Written problem: Report all lines holding "Loan".

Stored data

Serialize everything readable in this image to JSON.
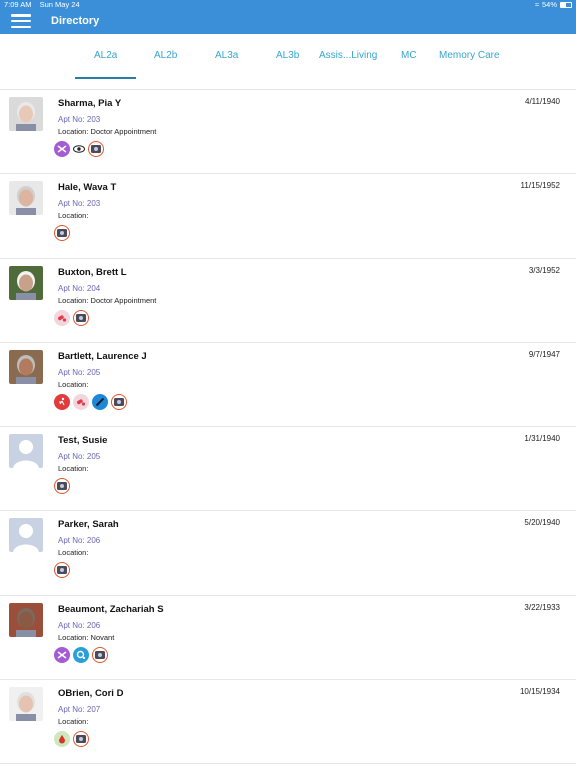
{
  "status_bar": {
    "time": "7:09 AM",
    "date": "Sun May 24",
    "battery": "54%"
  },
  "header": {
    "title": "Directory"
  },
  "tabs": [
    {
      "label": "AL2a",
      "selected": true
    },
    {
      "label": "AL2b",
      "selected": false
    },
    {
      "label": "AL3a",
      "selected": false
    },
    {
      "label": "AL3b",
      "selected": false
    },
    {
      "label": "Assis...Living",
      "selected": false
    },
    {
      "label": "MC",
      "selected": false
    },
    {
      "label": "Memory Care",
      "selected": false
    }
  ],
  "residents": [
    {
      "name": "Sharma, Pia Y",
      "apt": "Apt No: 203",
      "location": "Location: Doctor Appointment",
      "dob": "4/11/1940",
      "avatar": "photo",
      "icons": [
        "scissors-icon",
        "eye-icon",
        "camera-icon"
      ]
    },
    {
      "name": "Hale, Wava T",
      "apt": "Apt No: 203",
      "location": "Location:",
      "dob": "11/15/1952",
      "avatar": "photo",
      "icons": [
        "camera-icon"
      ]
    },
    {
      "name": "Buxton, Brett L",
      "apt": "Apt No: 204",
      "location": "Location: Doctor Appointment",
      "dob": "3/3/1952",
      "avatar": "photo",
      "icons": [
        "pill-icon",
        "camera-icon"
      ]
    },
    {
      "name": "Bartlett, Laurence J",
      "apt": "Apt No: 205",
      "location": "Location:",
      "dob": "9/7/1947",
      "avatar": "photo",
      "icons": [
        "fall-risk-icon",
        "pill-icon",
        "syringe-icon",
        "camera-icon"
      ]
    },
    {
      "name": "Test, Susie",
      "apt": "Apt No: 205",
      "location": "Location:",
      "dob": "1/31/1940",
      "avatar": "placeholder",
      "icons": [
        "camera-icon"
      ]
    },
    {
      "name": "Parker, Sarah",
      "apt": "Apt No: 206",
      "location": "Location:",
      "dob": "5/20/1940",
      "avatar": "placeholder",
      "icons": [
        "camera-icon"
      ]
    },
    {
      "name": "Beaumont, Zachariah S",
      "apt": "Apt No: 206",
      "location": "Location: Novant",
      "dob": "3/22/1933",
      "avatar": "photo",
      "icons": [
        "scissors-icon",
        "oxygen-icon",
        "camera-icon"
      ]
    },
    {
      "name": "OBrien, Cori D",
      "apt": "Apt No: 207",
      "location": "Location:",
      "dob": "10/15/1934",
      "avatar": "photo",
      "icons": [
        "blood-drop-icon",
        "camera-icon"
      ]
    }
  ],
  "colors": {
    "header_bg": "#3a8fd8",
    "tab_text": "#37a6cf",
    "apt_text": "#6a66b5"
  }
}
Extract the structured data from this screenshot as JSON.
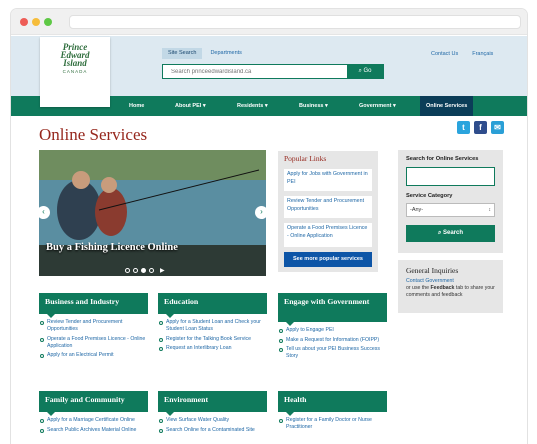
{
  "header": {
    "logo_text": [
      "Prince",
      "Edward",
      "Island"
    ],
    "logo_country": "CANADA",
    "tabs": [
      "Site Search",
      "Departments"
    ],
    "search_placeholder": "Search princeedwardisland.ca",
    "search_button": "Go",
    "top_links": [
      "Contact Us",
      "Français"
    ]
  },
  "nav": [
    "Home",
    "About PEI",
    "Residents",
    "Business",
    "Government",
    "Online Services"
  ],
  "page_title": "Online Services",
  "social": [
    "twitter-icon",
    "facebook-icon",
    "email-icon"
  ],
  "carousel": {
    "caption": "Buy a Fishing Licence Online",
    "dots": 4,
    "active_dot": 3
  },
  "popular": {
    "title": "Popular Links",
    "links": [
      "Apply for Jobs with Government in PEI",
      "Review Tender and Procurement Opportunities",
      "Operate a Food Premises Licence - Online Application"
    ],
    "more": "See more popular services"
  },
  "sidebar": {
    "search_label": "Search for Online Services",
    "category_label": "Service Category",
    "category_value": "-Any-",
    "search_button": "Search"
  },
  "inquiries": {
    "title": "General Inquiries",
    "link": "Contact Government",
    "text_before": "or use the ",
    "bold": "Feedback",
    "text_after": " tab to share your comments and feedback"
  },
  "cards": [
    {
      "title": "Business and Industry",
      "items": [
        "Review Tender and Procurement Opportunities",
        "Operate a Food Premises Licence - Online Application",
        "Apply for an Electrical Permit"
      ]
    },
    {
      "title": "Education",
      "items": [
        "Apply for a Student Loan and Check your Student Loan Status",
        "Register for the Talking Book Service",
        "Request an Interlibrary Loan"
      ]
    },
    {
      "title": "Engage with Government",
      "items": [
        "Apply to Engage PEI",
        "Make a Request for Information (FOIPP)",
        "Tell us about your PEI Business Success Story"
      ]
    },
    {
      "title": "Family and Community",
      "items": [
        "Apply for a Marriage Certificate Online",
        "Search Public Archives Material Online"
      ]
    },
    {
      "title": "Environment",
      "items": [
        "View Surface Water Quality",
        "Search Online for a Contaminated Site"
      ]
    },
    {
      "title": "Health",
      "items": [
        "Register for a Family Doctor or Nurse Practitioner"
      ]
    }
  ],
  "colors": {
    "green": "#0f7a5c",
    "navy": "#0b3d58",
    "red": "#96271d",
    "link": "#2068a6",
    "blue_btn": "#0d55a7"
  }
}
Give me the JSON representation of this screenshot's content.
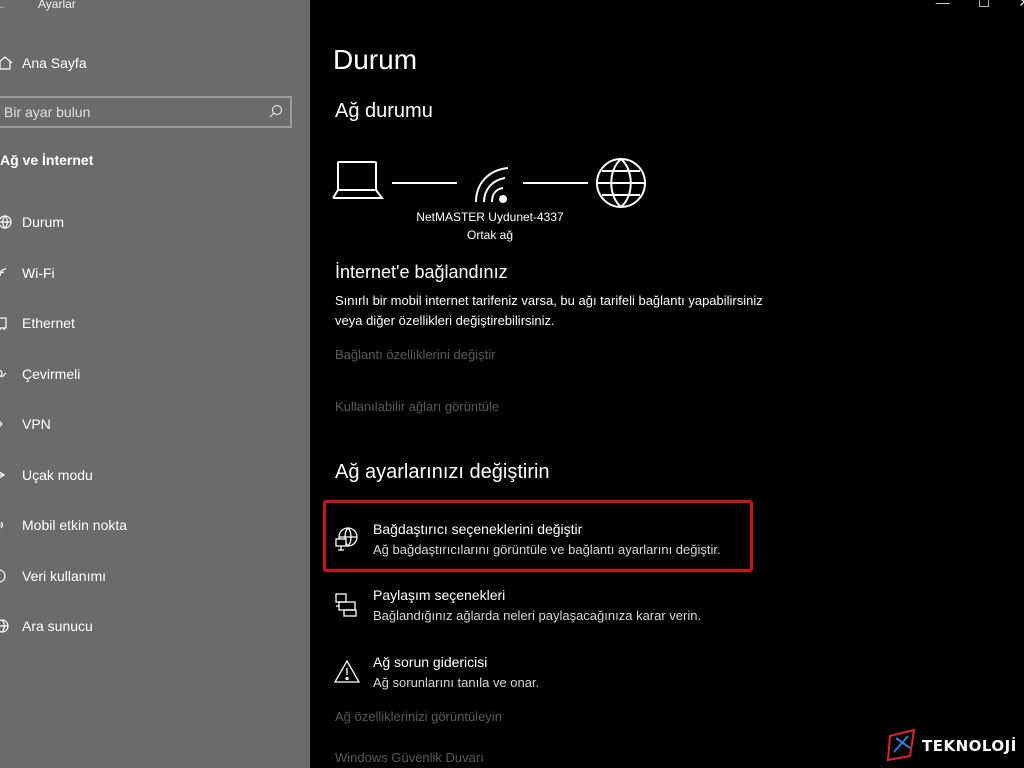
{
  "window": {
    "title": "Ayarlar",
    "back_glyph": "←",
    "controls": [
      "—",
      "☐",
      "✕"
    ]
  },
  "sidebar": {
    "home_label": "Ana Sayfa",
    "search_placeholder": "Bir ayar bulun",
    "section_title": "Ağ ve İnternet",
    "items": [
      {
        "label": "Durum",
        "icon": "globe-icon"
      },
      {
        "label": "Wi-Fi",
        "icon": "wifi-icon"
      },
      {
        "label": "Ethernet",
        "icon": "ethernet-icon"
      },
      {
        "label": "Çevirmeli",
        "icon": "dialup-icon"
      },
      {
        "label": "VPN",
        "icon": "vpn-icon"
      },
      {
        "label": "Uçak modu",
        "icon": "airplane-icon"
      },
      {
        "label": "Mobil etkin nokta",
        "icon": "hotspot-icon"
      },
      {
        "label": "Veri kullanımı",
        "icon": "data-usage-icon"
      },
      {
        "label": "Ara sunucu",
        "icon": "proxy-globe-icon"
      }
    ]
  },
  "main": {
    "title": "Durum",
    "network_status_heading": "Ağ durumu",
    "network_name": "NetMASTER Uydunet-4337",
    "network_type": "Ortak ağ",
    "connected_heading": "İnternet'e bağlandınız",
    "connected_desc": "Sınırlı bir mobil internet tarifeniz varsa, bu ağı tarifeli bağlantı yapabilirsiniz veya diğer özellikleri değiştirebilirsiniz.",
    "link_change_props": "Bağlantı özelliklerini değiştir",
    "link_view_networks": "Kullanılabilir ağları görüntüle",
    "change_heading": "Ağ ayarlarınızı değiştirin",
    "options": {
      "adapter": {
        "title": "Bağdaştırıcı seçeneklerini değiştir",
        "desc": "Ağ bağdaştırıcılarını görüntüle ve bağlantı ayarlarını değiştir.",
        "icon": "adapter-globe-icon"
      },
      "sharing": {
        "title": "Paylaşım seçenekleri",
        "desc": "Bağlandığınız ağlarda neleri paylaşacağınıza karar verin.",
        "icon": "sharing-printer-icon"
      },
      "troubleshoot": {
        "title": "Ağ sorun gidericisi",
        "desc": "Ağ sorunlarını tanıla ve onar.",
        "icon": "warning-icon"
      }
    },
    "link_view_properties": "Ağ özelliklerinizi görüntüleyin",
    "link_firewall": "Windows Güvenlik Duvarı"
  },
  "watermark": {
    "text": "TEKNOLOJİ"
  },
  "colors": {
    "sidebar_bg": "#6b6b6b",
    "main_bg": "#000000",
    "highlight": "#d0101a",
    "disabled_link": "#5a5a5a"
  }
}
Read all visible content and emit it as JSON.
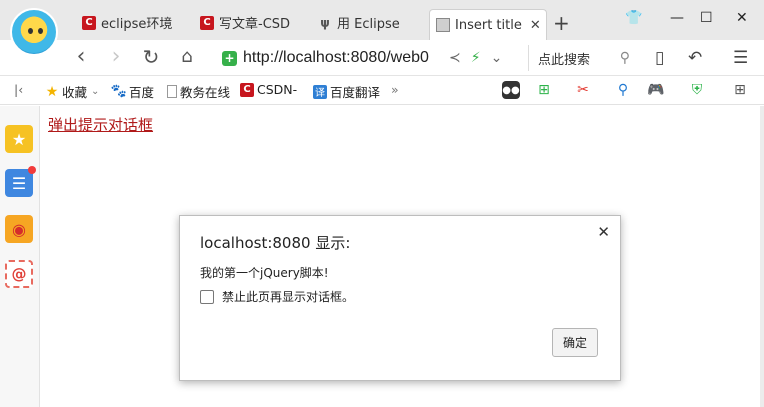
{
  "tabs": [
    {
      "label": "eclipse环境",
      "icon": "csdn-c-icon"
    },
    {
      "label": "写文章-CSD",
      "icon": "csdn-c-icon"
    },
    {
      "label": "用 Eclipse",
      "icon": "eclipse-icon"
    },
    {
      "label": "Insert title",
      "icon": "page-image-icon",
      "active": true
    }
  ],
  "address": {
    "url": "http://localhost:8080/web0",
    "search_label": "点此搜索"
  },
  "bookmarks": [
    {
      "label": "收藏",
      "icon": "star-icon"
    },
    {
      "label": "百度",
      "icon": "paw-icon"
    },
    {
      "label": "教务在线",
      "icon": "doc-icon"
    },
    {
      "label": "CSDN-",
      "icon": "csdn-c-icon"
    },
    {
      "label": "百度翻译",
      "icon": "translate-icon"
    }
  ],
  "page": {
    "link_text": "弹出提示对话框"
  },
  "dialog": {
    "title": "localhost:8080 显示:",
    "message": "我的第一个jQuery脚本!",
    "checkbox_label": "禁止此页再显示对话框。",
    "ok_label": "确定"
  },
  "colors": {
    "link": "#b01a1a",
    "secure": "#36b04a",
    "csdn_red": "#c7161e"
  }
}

Response to the exercise:
        "Apply for a Student Loan and Check your Student Loan Status",
        "Request an Interlibrary Loan"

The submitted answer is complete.